> _PROBLEM DETAILS_
Show each line that has the string "JSON" in it.

Excerpts from a figure dataset:
-=-=-

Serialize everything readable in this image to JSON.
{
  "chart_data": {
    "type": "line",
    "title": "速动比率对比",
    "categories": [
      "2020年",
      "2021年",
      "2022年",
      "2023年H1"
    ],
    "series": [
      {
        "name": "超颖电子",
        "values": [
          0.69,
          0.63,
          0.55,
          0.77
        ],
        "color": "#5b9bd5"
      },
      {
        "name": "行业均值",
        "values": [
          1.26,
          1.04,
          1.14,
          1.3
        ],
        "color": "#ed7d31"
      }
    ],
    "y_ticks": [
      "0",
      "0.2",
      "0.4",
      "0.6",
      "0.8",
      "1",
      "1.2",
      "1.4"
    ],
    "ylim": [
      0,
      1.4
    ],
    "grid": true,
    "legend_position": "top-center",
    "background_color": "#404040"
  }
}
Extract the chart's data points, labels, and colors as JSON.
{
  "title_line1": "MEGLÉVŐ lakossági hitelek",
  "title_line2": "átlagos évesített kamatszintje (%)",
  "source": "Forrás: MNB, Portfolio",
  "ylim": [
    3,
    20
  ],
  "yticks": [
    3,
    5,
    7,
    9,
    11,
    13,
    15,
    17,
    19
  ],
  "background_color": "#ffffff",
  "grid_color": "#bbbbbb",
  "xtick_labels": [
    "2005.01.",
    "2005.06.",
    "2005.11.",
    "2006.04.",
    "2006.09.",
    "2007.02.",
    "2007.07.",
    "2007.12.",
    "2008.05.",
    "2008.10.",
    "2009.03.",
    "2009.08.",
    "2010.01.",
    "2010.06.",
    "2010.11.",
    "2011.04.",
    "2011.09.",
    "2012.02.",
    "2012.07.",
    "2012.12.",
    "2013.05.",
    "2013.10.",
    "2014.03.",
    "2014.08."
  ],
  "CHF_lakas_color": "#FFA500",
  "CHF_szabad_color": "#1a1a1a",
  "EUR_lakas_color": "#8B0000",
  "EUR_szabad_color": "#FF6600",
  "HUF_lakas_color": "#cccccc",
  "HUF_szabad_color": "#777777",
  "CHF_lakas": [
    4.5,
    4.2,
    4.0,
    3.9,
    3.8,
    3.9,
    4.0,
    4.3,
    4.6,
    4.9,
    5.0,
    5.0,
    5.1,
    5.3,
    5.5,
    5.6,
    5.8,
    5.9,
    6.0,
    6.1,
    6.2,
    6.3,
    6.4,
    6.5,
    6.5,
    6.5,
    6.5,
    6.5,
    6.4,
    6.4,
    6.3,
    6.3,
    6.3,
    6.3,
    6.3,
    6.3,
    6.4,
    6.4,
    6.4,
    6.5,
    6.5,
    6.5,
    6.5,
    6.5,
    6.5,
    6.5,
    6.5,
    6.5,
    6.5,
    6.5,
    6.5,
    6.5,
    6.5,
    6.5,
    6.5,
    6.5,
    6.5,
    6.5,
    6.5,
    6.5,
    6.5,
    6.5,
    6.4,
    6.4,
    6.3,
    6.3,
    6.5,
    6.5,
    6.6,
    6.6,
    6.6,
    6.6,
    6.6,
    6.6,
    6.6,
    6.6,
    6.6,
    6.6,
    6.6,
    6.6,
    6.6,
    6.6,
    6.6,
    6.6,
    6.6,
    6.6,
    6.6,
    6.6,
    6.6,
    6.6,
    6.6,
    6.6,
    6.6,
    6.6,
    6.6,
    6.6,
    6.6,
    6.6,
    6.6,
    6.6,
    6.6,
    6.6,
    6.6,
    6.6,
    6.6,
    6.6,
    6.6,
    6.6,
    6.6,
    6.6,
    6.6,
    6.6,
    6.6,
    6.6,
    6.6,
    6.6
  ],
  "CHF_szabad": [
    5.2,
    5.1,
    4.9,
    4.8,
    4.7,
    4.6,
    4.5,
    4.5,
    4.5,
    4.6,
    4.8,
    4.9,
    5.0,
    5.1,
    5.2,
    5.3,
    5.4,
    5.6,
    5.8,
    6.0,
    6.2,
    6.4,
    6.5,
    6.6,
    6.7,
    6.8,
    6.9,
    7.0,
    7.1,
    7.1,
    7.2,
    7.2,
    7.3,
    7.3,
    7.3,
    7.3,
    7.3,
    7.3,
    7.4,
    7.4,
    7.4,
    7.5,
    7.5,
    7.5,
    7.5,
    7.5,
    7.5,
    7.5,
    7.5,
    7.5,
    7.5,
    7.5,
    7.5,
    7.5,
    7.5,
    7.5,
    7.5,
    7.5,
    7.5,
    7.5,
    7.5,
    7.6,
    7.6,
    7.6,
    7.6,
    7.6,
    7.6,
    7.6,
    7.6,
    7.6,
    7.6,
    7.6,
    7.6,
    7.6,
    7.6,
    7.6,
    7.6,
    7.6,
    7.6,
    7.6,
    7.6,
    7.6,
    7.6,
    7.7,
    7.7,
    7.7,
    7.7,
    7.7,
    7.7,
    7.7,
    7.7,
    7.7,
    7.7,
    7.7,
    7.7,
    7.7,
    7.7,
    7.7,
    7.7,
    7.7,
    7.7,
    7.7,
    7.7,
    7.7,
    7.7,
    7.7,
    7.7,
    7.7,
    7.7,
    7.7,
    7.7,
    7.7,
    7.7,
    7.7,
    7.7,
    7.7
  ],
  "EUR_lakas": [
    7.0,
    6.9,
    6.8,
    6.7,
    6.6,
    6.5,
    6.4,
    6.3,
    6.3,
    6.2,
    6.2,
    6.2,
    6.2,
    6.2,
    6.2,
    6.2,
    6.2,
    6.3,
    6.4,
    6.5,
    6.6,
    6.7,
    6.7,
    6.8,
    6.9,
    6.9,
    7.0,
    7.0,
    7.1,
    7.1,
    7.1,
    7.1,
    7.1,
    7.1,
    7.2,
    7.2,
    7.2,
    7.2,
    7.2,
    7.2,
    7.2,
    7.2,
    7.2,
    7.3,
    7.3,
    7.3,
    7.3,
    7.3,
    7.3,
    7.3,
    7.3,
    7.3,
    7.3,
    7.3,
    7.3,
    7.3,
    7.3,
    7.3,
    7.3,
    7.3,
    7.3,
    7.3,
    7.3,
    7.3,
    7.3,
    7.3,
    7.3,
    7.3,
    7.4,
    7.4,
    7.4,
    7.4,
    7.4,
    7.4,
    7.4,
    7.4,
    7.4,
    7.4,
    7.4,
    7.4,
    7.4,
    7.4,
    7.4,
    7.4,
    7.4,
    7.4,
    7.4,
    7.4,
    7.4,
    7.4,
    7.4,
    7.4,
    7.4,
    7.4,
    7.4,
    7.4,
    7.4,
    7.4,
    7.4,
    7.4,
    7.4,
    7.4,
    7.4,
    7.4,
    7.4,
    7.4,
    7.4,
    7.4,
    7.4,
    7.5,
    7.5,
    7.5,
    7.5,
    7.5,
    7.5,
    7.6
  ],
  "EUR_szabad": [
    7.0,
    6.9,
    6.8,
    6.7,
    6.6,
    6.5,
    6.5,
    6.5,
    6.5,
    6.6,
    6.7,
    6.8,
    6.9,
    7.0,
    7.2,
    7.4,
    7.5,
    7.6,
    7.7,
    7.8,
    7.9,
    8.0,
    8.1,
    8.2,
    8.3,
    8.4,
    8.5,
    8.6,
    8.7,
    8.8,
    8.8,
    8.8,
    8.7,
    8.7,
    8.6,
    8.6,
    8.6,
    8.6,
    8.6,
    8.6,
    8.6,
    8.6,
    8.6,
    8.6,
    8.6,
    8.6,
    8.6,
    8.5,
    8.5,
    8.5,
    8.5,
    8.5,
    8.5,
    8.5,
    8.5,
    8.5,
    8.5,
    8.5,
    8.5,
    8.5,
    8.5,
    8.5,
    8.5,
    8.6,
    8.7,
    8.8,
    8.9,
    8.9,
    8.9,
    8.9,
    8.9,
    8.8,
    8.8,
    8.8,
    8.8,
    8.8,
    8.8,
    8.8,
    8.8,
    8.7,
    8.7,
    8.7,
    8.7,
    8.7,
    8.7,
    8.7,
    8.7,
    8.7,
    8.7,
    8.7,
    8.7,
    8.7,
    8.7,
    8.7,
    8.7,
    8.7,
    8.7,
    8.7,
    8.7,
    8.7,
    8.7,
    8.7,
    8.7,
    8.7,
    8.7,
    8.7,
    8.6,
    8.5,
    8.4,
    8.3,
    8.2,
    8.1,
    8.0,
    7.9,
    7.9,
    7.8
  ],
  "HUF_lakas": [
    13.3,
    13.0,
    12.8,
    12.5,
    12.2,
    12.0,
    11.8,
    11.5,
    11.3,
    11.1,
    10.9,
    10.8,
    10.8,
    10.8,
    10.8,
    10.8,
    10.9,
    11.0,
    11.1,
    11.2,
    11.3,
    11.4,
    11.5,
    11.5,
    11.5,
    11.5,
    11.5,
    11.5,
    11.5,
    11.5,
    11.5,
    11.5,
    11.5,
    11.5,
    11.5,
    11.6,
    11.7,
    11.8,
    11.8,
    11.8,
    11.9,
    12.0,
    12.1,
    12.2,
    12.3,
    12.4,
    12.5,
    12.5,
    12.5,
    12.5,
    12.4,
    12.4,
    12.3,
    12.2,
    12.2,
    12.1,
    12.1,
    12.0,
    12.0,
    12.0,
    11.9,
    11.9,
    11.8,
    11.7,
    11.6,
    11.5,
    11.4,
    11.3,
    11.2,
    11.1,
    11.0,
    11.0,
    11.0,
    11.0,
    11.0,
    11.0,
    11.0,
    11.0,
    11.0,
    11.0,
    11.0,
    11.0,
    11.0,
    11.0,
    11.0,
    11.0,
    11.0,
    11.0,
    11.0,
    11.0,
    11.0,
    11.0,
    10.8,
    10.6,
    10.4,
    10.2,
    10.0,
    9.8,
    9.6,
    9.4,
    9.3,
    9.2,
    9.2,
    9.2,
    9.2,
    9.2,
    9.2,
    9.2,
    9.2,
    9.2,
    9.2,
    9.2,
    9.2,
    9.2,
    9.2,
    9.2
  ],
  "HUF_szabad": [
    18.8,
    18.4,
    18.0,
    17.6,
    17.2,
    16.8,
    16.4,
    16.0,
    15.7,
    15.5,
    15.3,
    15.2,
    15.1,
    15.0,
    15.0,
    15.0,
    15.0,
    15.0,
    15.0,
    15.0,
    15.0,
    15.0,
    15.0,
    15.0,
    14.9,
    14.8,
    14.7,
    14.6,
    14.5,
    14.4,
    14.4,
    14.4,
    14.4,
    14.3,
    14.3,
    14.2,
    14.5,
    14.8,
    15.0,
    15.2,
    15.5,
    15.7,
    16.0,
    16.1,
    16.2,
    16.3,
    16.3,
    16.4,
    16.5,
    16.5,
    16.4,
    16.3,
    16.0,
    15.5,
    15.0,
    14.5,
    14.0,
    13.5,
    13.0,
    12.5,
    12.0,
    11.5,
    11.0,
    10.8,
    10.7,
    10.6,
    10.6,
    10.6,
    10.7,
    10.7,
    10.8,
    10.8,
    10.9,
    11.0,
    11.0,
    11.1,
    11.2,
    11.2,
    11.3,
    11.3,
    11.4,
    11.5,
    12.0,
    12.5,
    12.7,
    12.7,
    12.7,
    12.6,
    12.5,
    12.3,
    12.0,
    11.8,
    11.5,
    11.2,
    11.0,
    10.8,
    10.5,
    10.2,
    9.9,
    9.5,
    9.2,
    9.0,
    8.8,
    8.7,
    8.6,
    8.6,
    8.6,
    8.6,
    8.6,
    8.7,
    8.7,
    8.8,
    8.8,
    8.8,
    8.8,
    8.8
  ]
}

-=-=-

> _ANSWER TO THIS PROBLEM_
Serialize everything readable in this image to JSON.
Extract the chart's data points, labels, and colors as JSON.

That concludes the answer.